--- INPUT MATERIAL ---

# # #

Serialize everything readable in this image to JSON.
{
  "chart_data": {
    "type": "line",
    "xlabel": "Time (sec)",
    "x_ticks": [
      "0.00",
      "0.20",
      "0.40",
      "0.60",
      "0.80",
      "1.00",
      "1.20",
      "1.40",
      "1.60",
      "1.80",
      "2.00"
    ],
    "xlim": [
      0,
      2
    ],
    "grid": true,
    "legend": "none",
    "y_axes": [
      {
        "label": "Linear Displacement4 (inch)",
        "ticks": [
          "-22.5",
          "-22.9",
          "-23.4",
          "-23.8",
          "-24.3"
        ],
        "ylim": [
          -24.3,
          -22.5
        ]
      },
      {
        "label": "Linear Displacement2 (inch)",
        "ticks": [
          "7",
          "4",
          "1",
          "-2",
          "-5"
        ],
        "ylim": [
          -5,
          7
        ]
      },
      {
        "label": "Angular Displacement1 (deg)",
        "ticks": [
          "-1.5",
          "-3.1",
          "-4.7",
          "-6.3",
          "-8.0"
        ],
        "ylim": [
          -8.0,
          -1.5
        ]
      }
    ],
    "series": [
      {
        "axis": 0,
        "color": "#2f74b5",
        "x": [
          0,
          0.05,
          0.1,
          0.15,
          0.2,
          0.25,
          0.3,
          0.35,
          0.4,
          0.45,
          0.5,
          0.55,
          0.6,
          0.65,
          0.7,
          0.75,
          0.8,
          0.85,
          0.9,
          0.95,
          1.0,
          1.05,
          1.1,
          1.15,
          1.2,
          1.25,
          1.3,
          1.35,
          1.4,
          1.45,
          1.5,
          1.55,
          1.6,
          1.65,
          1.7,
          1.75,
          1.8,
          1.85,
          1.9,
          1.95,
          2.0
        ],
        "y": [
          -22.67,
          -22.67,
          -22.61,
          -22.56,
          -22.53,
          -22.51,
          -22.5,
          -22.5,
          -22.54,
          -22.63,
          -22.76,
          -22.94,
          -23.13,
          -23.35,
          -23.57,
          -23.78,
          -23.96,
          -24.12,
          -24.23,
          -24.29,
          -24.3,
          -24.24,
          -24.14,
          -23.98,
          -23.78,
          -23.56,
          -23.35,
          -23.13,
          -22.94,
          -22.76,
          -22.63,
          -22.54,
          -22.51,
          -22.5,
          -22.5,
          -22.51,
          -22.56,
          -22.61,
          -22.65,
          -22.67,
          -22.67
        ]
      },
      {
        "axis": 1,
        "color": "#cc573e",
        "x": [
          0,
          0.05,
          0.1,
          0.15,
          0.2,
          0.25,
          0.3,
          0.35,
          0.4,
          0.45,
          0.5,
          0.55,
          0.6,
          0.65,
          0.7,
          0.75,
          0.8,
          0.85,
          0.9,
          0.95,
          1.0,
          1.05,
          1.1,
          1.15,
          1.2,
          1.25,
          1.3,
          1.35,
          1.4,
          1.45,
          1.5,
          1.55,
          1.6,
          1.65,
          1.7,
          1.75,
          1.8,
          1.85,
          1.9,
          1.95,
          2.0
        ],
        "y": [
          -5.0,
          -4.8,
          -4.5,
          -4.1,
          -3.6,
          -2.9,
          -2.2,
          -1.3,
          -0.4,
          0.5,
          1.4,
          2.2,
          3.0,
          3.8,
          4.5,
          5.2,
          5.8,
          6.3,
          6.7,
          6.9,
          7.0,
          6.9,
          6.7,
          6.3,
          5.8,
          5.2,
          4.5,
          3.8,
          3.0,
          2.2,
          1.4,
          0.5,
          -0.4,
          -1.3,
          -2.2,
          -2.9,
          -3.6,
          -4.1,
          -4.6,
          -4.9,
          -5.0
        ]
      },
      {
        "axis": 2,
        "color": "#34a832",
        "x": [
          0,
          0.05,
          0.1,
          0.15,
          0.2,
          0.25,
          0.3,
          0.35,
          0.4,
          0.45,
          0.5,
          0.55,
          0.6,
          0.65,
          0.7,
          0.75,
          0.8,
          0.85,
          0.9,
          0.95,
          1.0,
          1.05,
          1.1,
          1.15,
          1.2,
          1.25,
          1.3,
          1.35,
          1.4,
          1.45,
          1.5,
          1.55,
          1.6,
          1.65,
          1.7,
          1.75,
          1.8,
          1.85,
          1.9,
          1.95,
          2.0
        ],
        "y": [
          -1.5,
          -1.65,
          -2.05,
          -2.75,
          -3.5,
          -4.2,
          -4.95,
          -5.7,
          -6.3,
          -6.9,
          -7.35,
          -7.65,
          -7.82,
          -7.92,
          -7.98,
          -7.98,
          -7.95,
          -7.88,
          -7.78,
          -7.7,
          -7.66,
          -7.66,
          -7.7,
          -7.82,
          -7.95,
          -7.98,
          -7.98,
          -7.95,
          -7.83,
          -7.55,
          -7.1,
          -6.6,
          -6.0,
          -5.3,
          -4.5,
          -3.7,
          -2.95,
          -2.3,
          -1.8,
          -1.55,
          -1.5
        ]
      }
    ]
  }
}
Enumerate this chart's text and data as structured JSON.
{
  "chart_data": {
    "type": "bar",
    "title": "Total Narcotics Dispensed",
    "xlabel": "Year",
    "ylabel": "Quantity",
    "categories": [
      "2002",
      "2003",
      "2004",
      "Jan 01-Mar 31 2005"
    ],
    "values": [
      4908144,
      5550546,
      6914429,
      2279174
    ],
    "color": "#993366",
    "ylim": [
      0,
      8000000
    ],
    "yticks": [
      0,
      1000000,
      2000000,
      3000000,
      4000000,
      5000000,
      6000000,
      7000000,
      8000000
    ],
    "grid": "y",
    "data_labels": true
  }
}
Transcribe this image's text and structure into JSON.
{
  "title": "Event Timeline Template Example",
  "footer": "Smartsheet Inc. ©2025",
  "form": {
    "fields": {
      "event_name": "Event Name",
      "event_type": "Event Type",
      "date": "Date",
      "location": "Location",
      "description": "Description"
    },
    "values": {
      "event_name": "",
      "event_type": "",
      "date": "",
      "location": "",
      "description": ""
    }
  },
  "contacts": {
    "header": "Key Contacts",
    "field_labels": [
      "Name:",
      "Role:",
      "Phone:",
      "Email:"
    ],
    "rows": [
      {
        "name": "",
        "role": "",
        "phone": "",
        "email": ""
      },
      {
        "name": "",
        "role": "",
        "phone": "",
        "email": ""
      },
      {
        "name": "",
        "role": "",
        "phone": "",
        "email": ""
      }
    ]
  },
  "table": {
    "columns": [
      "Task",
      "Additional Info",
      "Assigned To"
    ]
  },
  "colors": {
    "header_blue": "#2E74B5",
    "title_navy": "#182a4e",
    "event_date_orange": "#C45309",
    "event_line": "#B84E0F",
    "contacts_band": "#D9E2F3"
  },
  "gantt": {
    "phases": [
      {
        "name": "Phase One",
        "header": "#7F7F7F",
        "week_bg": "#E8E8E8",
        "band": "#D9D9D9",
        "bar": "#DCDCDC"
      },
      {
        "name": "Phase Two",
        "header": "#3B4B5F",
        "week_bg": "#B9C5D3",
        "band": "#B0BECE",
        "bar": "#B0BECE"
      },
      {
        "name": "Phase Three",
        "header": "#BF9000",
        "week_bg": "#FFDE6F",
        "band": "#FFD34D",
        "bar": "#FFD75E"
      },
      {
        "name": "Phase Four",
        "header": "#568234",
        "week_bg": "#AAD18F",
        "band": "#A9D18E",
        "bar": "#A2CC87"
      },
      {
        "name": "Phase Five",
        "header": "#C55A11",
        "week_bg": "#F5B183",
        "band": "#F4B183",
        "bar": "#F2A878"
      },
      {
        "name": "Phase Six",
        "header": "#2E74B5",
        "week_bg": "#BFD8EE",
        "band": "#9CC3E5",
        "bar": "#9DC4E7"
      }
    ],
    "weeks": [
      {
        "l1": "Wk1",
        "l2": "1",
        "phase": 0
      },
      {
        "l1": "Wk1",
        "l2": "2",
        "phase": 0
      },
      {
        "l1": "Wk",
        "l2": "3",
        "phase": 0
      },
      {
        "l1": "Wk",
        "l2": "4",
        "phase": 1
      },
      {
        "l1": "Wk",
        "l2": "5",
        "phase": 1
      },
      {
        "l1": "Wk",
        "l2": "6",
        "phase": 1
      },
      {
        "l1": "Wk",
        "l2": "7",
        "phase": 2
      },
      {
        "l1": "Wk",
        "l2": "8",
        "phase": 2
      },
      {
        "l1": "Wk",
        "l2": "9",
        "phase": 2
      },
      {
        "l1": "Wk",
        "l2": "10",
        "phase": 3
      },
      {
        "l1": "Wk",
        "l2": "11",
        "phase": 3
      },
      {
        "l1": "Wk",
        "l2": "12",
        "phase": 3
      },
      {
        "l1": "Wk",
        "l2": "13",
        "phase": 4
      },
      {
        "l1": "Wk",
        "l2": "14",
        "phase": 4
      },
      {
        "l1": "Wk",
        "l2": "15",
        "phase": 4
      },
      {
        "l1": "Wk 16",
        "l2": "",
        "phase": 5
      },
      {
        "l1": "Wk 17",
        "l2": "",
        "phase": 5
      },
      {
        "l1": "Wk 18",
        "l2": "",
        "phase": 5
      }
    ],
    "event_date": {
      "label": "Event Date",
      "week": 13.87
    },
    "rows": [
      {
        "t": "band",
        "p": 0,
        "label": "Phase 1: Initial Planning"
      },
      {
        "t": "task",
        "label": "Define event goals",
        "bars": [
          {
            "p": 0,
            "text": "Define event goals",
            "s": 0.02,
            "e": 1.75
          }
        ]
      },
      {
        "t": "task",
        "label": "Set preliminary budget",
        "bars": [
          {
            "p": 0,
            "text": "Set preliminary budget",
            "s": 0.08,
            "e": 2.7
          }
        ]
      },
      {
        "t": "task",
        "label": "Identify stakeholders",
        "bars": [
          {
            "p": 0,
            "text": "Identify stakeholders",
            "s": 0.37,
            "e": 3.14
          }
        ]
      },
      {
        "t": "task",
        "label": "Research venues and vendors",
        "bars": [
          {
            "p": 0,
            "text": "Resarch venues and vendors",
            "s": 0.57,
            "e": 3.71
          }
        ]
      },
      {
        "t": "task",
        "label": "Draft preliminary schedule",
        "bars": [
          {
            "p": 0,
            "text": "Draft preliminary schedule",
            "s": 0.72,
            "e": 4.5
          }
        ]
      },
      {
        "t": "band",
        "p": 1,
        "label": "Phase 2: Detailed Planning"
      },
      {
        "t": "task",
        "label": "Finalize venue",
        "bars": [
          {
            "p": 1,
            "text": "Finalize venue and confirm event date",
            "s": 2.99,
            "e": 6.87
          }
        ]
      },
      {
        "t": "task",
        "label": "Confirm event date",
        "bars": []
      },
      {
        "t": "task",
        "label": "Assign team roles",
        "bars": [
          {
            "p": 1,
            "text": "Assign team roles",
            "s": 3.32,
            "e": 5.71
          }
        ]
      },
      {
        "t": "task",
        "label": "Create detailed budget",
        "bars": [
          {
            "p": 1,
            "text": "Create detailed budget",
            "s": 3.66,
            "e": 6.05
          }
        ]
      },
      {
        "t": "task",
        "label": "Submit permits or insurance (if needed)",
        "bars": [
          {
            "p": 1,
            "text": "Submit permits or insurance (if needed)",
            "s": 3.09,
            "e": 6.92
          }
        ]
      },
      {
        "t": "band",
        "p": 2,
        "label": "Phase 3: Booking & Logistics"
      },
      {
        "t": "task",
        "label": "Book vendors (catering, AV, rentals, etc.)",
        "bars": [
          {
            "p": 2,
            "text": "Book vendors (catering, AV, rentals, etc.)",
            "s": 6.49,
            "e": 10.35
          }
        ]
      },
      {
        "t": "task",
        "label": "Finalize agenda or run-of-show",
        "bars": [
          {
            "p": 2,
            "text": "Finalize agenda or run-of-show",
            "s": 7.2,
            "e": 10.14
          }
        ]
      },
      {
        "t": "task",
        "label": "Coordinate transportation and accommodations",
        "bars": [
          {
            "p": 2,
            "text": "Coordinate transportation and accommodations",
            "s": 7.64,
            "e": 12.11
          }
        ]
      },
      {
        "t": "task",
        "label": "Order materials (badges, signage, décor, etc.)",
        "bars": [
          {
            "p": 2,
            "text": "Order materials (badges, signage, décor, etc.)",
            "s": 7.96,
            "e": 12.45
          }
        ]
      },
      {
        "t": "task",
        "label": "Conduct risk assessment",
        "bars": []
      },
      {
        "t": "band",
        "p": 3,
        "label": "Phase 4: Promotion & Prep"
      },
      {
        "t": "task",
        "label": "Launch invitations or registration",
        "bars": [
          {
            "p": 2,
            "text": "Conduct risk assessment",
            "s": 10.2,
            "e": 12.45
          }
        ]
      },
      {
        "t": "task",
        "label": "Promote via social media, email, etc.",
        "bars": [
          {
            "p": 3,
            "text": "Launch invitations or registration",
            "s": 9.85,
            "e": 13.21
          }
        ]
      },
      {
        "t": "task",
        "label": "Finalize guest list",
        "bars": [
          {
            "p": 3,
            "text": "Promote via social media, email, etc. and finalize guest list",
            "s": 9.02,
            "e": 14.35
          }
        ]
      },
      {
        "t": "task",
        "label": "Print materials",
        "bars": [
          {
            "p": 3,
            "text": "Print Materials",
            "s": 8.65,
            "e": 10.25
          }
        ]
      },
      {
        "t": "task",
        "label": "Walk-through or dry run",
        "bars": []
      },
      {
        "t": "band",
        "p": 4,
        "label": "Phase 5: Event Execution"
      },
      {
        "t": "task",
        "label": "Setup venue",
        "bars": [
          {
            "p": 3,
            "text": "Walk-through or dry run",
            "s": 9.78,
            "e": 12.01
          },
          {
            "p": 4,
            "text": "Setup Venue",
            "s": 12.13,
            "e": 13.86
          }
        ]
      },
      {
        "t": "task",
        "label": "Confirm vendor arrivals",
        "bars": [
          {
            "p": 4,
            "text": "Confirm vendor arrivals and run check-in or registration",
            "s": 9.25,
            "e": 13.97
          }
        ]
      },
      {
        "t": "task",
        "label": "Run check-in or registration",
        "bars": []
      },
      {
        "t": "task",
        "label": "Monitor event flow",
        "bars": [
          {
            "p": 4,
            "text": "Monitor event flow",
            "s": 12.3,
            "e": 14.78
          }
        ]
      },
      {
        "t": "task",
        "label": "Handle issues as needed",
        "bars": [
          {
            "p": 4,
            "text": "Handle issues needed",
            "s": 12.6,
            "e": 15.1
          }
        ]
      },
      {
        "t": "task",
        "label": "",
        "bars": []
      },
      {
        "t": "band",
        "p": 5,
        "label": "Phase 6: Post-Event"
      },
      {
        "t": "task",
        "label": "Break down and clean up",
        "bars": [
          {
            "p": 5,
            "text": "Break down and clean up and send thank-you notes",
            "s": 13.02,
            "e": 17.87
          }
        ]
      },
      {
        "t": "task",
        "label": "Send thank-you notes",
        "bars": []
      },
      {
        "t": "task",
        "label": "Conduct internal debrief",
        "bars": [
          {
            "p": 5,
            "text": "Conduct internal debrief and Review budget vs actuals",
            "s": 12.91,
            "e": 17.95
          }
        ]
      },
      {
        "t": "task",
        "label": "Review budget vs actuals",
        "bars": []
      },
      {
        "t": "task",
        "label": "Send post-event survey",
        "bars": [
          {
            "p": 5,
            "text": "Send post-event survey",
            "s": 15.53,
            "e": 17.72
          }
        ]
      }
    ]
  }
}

# # #

--- EXERCISE ---
Write out every line from the entries where "transportation" appears.

--- REPLY ---
        "label": "Coordinate transportation and accommodations",
            "text": "Coordinate transportation and accommodations",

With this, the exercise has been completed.